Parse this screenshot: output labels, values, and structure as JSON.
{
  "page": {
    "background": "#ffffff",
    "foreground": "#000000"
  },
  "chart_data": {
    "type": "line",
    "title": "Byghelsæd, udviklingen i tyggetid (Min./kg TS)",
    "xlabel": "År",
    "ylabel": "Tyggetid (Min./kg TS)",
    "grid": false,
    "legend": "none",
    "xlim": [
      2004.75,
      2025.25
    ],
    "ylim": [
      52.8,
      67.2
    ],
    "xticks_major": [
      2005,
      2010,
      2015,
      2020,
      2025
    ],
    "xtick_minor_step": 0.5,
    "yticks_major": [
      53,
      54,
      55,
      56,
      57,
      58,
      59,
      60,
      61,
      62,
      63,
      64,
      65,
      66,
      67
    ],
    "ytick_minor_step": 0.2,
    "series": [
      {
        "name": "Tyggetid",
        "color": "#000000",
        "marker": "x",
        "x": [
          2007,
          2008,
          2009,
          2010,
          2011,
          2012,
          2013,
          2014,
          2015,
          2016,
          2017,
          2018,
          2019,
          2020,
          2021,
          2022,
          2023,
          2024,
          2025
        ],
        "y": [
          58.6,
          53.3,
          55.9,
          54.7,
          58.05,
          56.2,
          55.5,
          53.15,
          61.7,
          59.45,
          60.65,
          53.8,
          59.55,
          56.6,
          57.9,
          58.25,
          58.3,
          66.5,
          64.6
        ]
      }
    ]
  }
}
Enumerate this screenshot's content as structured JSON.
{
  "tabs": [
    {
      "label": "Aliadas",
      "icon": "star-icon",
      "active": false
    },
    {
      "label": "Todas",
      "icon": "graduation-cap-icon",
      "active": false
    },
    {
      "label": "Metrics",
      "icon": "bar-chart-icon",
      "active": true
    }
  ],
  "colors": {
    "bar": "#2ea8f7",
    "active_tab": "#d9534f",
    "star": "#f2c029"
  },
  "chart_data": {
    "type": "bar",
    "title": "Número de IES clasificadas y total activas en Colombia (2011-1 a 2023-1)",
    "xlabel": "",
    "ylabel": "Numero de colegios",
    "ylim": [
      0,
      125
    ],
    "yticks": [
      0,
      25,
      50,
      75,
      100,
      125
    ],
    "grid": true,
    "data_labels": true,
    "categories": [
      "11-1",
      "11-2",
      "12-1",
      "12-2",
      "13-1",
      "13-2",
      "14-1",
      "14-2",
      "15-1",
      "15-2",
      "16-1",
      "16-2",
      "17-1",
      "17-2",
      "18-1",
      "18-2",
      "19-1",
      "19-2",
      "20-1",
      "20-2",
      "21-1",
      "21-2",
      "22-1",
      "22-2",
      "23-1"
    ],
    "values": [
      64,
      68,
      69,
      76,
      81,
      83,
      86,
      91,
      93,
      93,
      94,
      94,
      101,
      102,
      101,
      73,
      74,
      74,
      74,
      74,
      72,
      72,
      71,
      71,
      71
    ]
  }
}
····················
**Given instruction**:
Each record above should be returned exactly as it appears.

**Written reply**:
Parse this screenshot: output labels, values, and structure as JSON.
{
  "page": {
    "background": "#ffffff",
    "foreground": "#000000"
  },
  "chart_data": {
    "type": "line",
    "title": "Byghelsæd, udviklingen i tyggetid (Min./kg TS)",
    "xlabel": "År",
    "ylabel": "Tyggetid (Min./kg TS)",
    "grid": false,
    "legend": "none",
    "xlim": [
      2004.75,
      2025.25
    ],
    "ylim": [
      52.8,
      67.2
    ],
    "xticks_major": [
      2005,
      2010,
      2015,
      2020,
      2025
    ],
    "xtick_minor_step": 0.5,
    "yticks_major": [
      53,
      54,
      55,
      56,
      57,
      58,
      59,
      60,
      61,
      62,
      63,
      64,
      65,
      66,
      67
    ],
    "ytick_minor_step": 0.2,
    "series": [
      {
        "name": "Tyggetid",
        "color": "#000000",
        "marker": "x",
        "x": [
          2007,
          2008,
          2009,
          2010,
          2011,
          2012,
          2013,
          2014,
          2015,
          2016,
          2017,
          2018,
          2019,
          2020,
          2021,
          2022,
          2023,
          2024,
          2025
        ],
        "y": [
          58.6,
          53.3,
          55.9,
          54.7,
          58.05,
          56.2,
          55.5,
          53.15,
          61.7,
          59.45,
          60.65,
          53.8,
          59.55,
          56.6,
          57.9,
          58.25,
          58.3,
          66.5,
          64.6
        ]
      }
    ]
  }
}
Enumerate this screenshot's content as structured JSON.
{
  "tabs": [
    {
      "label": "Aliadas",
      "icon": "star-icon",
      "active": false
    },
    {
      "label": "Todas",
      "icon": "graduation-cap-icon",
      "active": false
    },
    {
      "label": "Metrics",
      "icon": "bar-chart-icon",
      "active": true
    }
  ],
  "colors": {
    "bar": "#2ea8f7",
    "active_tab": "#d9534f",
    "star": "#f2c029"
  },
  "chart_data": {
    "type": "bar",
    "title": "Número de IES clasificadas y total activas en Colombia (2011-1 a 2023-1)",
    "xlabel": "",
    "ylabel": "Numero de colegios",
    "ylim": [
      0,
      125
    ],
    "yticks": [
      0,
      25,
      50,
      75,
      100,
      125
    ],
    "grid": true,
    "data_labels": true,
    "categories": [
      "11-1",
      "11-2",
      "12-1",
      "12-2",
      "13-1",
      "13-2",
      "14-1",
      "14-2",
      "15-1",
      "15-2",
      "16-1",
      "16-2",
      "17-1",
      "17-2",
      "18-1",
      "18-2",
      "19-1",
      "19-2",
      "20-1",
      "20-2",
      "21-1",
      "21-2",
      "22-1",
      "22-2",
      "23-1"
    ],
    "values": [
      64,
      68,
      69,
      76,
      81,
      83,
      86,
      91,
      93,
      93,
      94,
      94,
      101,
      102,
      101,
      73,
      74,
      74,
      74,
      74,
      72,
      72,
      71,
      71,
      71
    ]
  }
}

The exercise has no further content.